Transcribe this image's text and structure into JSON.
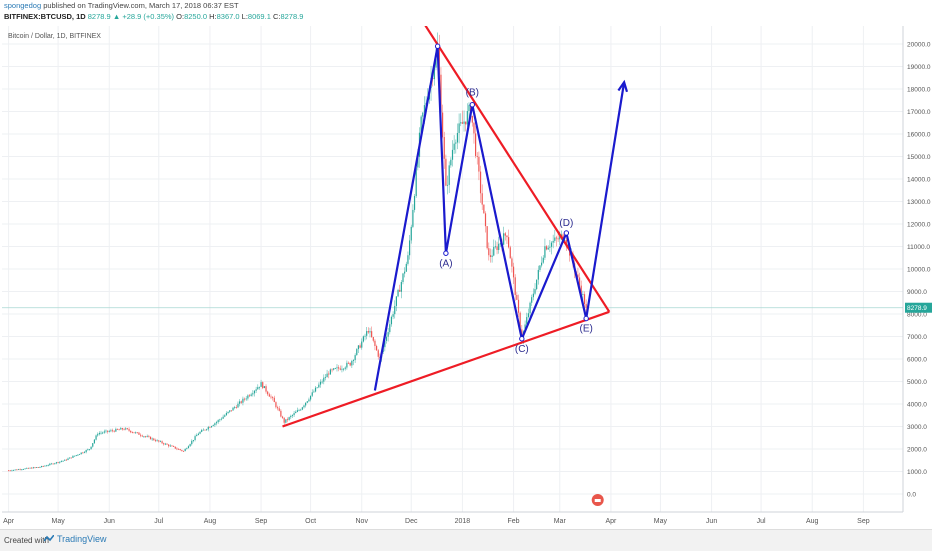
{
  "header": {
    "author": "spongedog",
    "published": "published on TradingView.com, March 17, 2018 06:37 EST",
    "symbol": "BITFINEX:BTCUSD, 1D",
    "last": "8278.9",
    "change": "+28.9 (+0.35%)",
    "o_label": "O:",
    "o": "8250.0",
    "h_label": "H:",
    "h": "8367.0",
    "l_label": "L:",
    "l": "8069.1",
    "c_label": "C:",
    "c": "8278.9"
  },
  "chart_title": "Bitcoin / Dollar, 1D, BITFINEX",
  "footer": {
    "created": "Created with",
    "brand": "TradingView"
  },
  "colors": {
    "up": "#26a69a",
    "down": "#ef5350",
    "trendline": "#ee1c25",
    "wave": "#1a1acd",
    "price_tag": "#26a69a"
  },
  "chart_data": {
    "type": "candlestick",
    "title": "Bitcoin / Dollar, 1D, BITFINEX",
    "x_ticks": [
      "Apr",
      "May",
      "Jun",
      "Jul",
      "Aug",
      "Sep",
      "Oct",
      "Nov",
      "Dec",
      "2018",
      "Feb",
      "Mar",
      "Apr",
      "May",
      "Jun",
      "Jul",
      "Aug",
      "Sep"
    ],
    "y_ticks": [
      "20000.0",
      "19000.0",
      "18000.0",
      "17000.0",
      "16000.0",
      "15000.0",
      "14000.0",
      "13000.0",
      "12000.0",
      "11000.0",
      "10000.0",
      "9000.0",
      "8000.0",
      "7000.0",
      "6000.0",
      "5000.0",
      "4000.0",
      "3000.0",
      "2000.0",
      "1000.0",
      "0.0"
    ],
    "ylim": [
      -800,
      20800
    ],
    "current_price": 8278.9,
    "current_price_label": "8278.9",
    "price_path": [
      [
        "2017-04-01",
        1050
      ],
      [
        "2017-04-20",
        1200
      ],
      [
        "2017-05-05",
        1500
      ],
      [
        "2017-05-20",
        2000
      ],
      [
        "2017-05-25",
        2700
      ],
      [
        "2017-06-10",
        2900
      ],
      [
        "2017-06-25",
        2500
      ],
      [
        "2017-07-16",
        1900
      ],
      [
        "2017-07-25",
        2700
      ],
      [
        "2017-08-05",
        3200
      ],
      [
        "2017-08-20",
        4100
      ],
      [
        "2017-09-01",
        4900
      ],
      [
        "2017-09-08",
        4200
      ],
      [
        "2017-09-15",
        3200
      ],
      [
        "2017-09-25",
        3800
      ],
      [
        "2017-10-12",
        5400
      ],
      [
        "2017-10-25",
        5800
      ],
      [
        "2017-11-05",
        7300
      ],
      [
        "2017-11-12",
        6000
      ],
      [
        "2017-11-20",
        8100
      ],
      [
        "2017-11-29",
        10500
      ],
      [
        "2017-12-07",
        16500
      ],
      [
        "2017-12-17",
        19800
      ],
      [
        "2017-12-22",
        13500
      ],
      [
        "2017-12-27",
        15800
      ],
      [
        "2018-01-06",
        17100
      ],
      [
        "2018-01-17",
        10500
      ],
      [
        "2018-01-28",
        11600
      ],
      [
        "2018-02-06",
        6900
      ],
      [
        "2018-02-20",
        11000
      ],
      [
        "2018-03-04",
        11500
      ],
      [
        "2018-03-17",
        8278.9
      ]
    ],
    "lines": [
      {
        "name": "support",
        "color": "#ee1c25",
        "points": [
          [
            "2017-09-14",
            3000
          ],
          [
            "2018-03-31",
            8100
          ]
        ]
      },
      {
        "name": "resistance",
        "color": "#ee1c25",
        "points": [
          [
            "2017-12-08",
            21000
          ],
          [
            "2018-03-31",
            8100
          ]
        ]
      },
      {
        "name": "wave",
        "color": "#1a1acd",
        "points": [
          [
            "2017-11-09",
            4600
          ],
          [
            "2017-12-17",
            19900
          ],
          [
            "2017-12-22",
            10700
          ],
          [
            "2018-01-07",
            17300
          ],
          [
            "2018-02-06",
            6900
          ],
          [
            "2018-03-05",
            11600
          ],
          [
            "2018-03-17",
            7800
          ],
          [
            "2018-04-09",
            18300
          ]
        ]
      }
    ],
    "annotations": [
      {
        "label": "(A)",
        "date": "2017-12-22",
        "value": 10300
      },
      {
        "label": "(B)",
        "date": "2018-01-07",
        "value": 17900
      },
      {
        "label": "(C)",
        "date": "2018-02-06",
        "value": 6500
      },
      {
        "label": "(D)",
        "date": "2018-03-05",
        "value": 12100
      },
      {
        "label": "(E)",
        "date": "2018-03-17",
        "value": 7400
      }
    ]
  }
}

-=-=-=-=-

Without including any pictures, reproduce the listing exactly.

Transcribe this image's text and structure into JSON.
{
  "header": {
    "author": "spongedog",
    "published": "published on TradingView.com, March 17, 2018 06:37 EST",
    "symbol": "BITFINEX:BTCUSD, 1D",
    "last": "8278.9",
    "change": "+28.9 (+0.35%)",
    "o_label": "O:",
    "o": "8250.0",
    "h_label": "H:",
    "h": "8367.0",
    "l_label": "L:",
    "l": "8069.1",
    "c_label": "C:",
    "c": "8278.9"
  },
  "chart_title": "Bitcoin / Dollar, 1D, BITFINEX",
  "footer": {
    "created": "Created with",
    "brand": "TradingView"
  },
  "colors": {
    "up": "#26a69a",
    "down": "#ef5350",
    "trendline": "#ee1c25",
    "wave": "#1a1acd",
    "price_tag": "#26a69a"
  },
  "chart_data": {
    "type": "candlestick",
    "title": "Bitcoin / Dollar, 1D, BITFINEX",
    "x_ticks": [
      "Apr",
      "May",
      "Jun",
      "Jul",
      "Aug",
      "Sep",
      "Oct",
      "Nov",
      "Dec",
      "2018",
      "Feb",
      "Mar",
      "Apr",
      "May",
      "Jun",
      "Jul",
      "Aug",
      "Sep"
    ],
    "y_ticks": [
      "20000.0",
      "19000.0",
      "18000.0",
      "17000.0",
      "16000.0",
      "15000.0",
      "14000.0",
      "13000.0",
      "12000.0",
      "11000.0",
      "10000.0",
      "9000.0",
      "8000.0",
      "7000.0",
      "6000.0",
      "5000.0",
      "4000.0",
      "3000.0",
      "2000.0",
      "1000.0",
      "0.0"
    ],
    "ylim": [
      -800,
      20800
    ],
    "current_price": 8278.9,
    "current_price_label": "8278.9",
    "price_path": [
      [
        "2017-04-01",
        1050
      ],
      [
        "2017-04-20",
        1200
      ],
      [
        "2017-05-05",
        1500
      ],
      [
        "2017-05-20",
        2000
      ],
      [
        "2017-05-25",
        2700
      ],
      [
        "2017-06-10",
        2900
      ],
      [
        "2017-06-25",
        2500
      ],
      [
        "2017-07-16",
        1900
      ],
      [
        "2017-07-25",
        2700
      ],
      [
        "2017-08-05",
        3200
      ],
      [
        "2017-08-20",
        4100
      ],
      [
        "2017-09-01",
        4900
      ],
      [
        "2017-09-08",
        4200
      ],
      [
        "2017-09-15",
        3200
      ],
      [
        "2017-09-25",
        3800
      ],
      [
        "2017-10-12",
        5400
      ],
      [
        "2017-10-25",
        5800
      ],
      [
        "2017-11-05",
        7300
      ],
      [
        "2017-11-12",
        6000
      ],
      [
        "2017-11-20",
        8100
      ],
      [
        "2017-11-29",
        10500
      ],
      [
        "2017-12-07",
        16500
      ],
      [
        "2017-12-17",
        19800
      ],
      [
        "2017-12-22",
        13500
      ],
      [
        "2017-12-27",
        15800
      ],
      [
        "2018-01-06",
        17100
      ],
      [
        "2018-01-17",
        10500
      ],
      [
        "2018-01-28",
        11600
      ],
      [
        "2018-02-06",
        6900
      ],
      [
        "2018-02-20",
        11000
      ],
      [
        "2018-03-04",
        11500
      ],
      [
        "2018-03-17",
        8278.9
      ]
    ],
    "lines": [
      {
        "name": "support",
        "color": "#ee1c25",
        "points": [
          [
            "2017-09-14",
            3000
          ],
          [
            "2018-03-31",
            8100
          ]
        ]
      },
      {
        "name": "resistance",
        "color": "#ee1c25",
        "points": [
          [
            "2017-12-08",
            21000
          ],
          [
            "2018-03-31",
            8100
          ]
        ]
      },
      {
        "name": "wave",
        "color": "#1a1acd",
        "points": [
          [
            "2017-11-09",
            4600
          ],
          [
            "2017-12-17",
            19900
          ],
          [
            "2017-12-22",
            10700
          ],
          [
            "2018-01-07",
            17300
          ],
          [
            "2018-02-06",
            6900
          ],
          [
            "2018-03-05",
            11600
          ],
          [
            "2018-03-17",
            7800
          ],
          [
            "2018-04-09",
            18300
          ]
        ]
      }
    ],
    "annotations": [
      {
        "label": "(A)",
        "date": "2017-12-22",
        "value": 10300
      },
      {
        "label": "(B)",
        "date": "2018-01-07",
        "value": 17900
      },
      {
        "label": "(C)",
        "date": "2018-02-06",
        "value": 6500
      },
      {
        "label": "(D)",
        "date": "2018-03-05",
        "value": 12100
      },
      {
        "label": "(E)",
        "date": "2018-03-17",
        "value": 7400
      }
    ]
  }
}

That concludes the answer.